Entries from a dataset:
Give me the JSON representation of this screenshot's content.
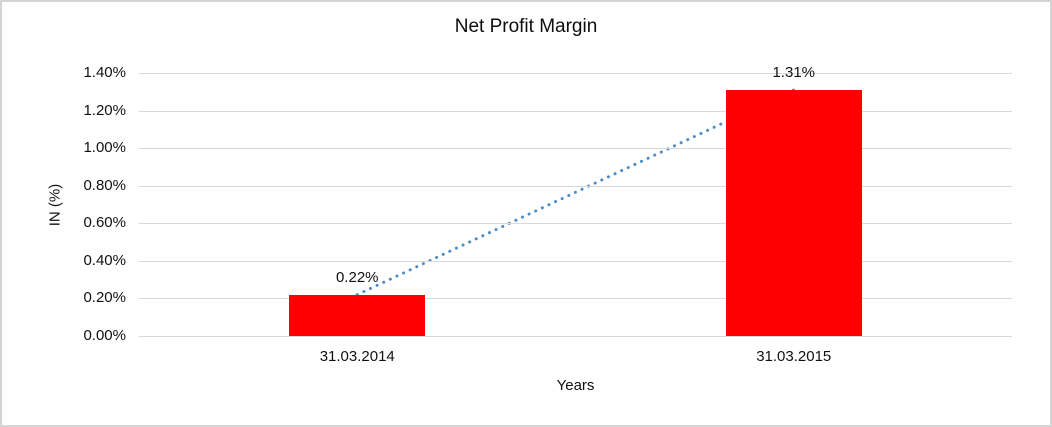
{
  "window": {
    "background": "#FFFFFF",
    "frame_border_color": "#D4D4D4"
  },
  "chart_data": {
    "type": "bar",
    "title": "Net Profit Margin",
    "categories": [
      "31.03.2014",
      "31.03.2015"
    ],
    "series": [
      {
        "name": "Net Profit Margin",
        "values": [
          0.22,
          1.31
        ]
      }
    ],
    "data_labels": [
      "0.22%",
      "1.31%"
    ],
    "xlabel": "Years",
    "ylabel": "IN (%)",
    "ylim": [
      0,
      1.4
    ],
    "y_ticks": [
      "0.00%",
      "0.20%",
      "0.40%",
      "0.60%",
      "0.80%",
      "1.00%",
      "1.20%",
      "1.40%"
    ],
    "grid": true,
    "legend_position": "none",
    "bar_color": "#FF0000",
    "gridline_color": "#D9D9D9",
    "trendline": {
      "type": "linear",
      "style": "dotted",
      "color": "#4D8CC9",
      "connects": "bar tops"
    }
  }
}
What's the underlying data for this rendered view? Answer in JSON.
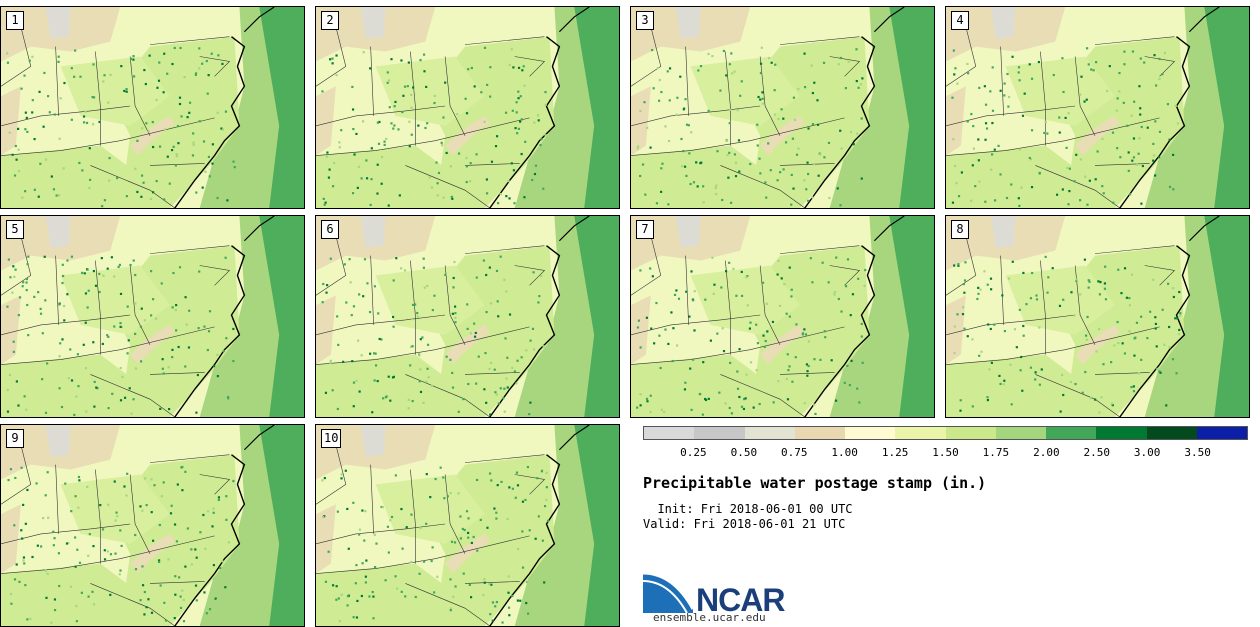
{
  "panels": [
    {
      "label": "1"
    },
    {
      "label": "2"
    },
    {
      "label": "3"
    },
    {
      "label": "4"
    },
    {
      "label": "5"
    },
    {
      "label": "6"
    },
    {
      "label": "7"
    },
    {
      "label": "8"
    },
    {
      "label": "9"
    },
    {
      "label": "10"
    }
  ],
  "colorbar": {
    "colors": [
      "#d9d9d9",
      "#c7c7c7",
      "#e3e3d3",
      "#e8d7b0",
      "#fffad2",
      "#eaf5a9",
      "#cbe98b",
      "#a4d67e",
      "#41a85a",
      "#007a33",
      "#034a1f",
      "#0b1fa8"
    ],
    "tick_labels": [
      "0.25",
      "0.50",
      "0.75",
      "1.00",
      "1.25",
      "1.50",
      "1.75",
      "2.00",
      "2.50",
      "3.00",
      "3.50"
    ]
  },
  "title": "Precipitable water postage stamp (in.)",
  "init": "  Init: Fri 2018-06-01 00 UTC",
  "valid": "Valid: Fri 2018-06-01 21 UTC",
  "logo": {
    "text": "NCAR",
    "url": "ensemble.ucar.edu"
  }
}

Request ▸ Keep every word of the data as it is when you write it out, but drop the pictures.

Exercise response ▸
Give me the JSON representation of this screenshot's content.
{
  "window": {
    "background": "#FFFFFF",
    "frame_border_color": "#D4D4D4"
  },
  "chart_data": {
    "type": "bar",
    "title": "Net Profit Margin",
    "categories": [
      "31.03.2014",
      "31.03.2015"
    ],
    "series": [
      {
        "name": "Net Profit Margin",
        "values": [
          0.22,
          1.31
        ]
      }
    ],
    "data_labels": [
      "0.22%",
      "1.31%"
    ],
    "xlabel": "Years",
    "ylabel": "IN (%)",
    "ylim": [
      0,
      1.4
    ],
    "y_ticks": [
      "0.00%",
      "0.20%",
      "0.40%",
      "0.60%",
      "0.80%",
      "1.00%",
      "1.20%",
      "1.40%"
    ],
    "grid": true,
    "legend_position": "none",
    "bar_color": "#FF0000",
    "gridline_color": "#D9D9D9",
    "trendline": {
      "type": "linear",
      "style": "dotted",
      "color": "#4D8CC9",
      "connects": "bar tops"
    }
  }
}
What's the underlying data for this rendered view? Answer in JSON.
{
  "panels": [
    {
      "label": "1"
    },
    {
      "label": "2"
    },
    {
      "label": "3"
    },
    {
      "label": "4"
    },
    {
      "label": "5"
    },
    {
      "label": "6"
    },
    {
      "label": "7"
    },
    {
      "label": "8"
    },
    {
      "label": "9"
    },
    {
      "label": "10"
    }
  ],
  "colorbar": {
    "colors": [
      "#d9d9d9",
      "#c7c7c7",
      "#e3e3d3",
      "#e8d7b0",
      "#fffad2",
      "#eaf5a9",
      "#cbe98b",
      "#a4d67e",
      "#41a85a",
      "#007a33",
      "#034a1f",
      "#0b1fa8"
    ],
    "tick_labels": [
      "0.25",
      "0.50",
      "0.75",
      "1.00",
      "1.25",
      "1.50",
      "1.75",
      "2.00",
      "2.50",
      "3.00",
      "3.50"
    ]
  },
  "title": "Precipitable water postage stamp (in.)",
  "init": "  Init: Fri 2018-06-01 00 UTC",
  "valid": "Valid: Fri 2018-06-01 21 UTC",
  "logo": {
    "text": "NCAR",
    "url": "ensemble.ucar.edu"
  }
}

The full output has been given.